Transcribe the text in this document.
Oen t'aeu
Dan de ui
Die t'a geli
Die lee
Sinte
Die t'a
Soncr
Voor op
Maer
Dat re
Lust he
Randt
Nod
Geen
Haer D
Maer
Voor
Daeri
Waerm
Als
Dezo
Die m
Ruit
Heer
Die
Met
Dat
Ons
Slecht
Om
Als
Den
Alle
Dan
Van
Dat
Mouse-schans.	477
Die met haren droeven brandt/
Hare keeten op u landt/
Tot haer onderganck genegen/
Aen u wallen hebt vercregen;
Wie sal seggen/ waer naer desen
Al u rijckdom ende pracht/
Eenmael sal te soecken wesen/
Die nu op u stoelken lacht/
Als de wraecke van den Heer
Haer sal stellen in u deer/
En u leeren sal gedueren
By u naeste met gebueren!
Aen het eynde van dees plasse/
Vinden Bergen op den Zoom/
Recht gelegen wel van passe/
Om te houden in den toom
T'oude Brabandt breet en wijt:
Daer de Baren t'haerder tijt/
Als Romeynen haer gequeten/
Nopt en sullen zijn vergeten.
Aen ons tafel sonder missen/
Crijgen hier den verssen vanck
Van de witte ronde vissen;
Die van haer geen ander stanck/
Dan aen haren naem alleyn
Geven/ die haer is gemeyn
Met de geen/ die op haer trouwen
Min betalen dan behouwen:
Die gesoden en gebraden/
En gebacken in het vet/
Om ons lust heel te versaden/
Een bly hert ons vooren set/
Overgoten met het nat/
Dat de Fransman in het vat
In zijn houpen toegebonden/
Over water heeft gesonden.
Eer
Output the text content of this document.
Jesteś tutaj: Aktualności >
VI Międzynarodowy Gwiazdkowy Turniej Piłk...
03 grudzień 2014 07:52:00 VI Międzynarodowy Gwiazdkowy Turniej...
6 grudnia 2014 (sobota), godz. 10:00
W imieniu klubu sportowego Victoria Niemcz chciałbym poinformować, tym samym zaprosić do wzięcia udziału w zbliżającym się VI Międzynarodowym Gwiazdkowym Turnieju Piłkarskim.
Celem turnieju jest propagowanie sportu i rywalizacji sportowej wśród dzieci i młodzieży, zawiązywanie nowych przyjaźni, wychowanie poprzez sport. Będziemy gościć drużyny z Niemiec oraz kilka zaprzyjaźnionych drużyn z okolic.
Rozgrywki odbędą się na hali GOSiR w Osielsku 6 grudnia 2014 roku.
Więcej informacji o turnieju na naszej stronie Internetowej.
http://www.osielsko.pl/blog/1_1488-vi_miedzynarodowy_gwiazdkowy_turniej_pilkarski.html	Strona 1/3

## EXERCISE BRIEF:
Output the line that contains "Output the text content of this document.", followed by every later line in the listing, with no line omitted and none added.

## THE ANSWER:
Output the text content of this document.
Jesteś tutaj: Aktualności >
VI Międzynarodowy Gwiazdkowy Turniej Piłk...
03 grudzień 2014 07:52:00 VI Międzynarodowy Gwiazdkowy Turniej...
6 grudnia 2014 (sobota), godz. 10:00
W imieniu klubu sportowego Victoria Niemcz chciałbym poinformować, tym samym zaprosić do wzięcia udziału w zbliżającym się VI Międzynarodowym Gwiazdkowym Turnieju Piłkarskim.
Celem turnieju jest propagowanie sportu i rywalizacji sportowej wśród dzieci i młodzieży, zawiązywanie nowych przyjaźni, wychowanie poprzez sport. Będziemy gościć drużyny z Niemiec oraz kilka zaprzyjaźnionych drużyn z okolic.
Rozgrywki odbędą się na hali GOSiR w Osielsku 6 grudnia 2014 roku.
Więcej informacji o turnieju na naszej stronie Internetowej.
http://www.osielsko.pl/blog/1_1488-vi_miedzynarodowy_gwiazdkowy_turniej_pilkarski.html	Strona 1/3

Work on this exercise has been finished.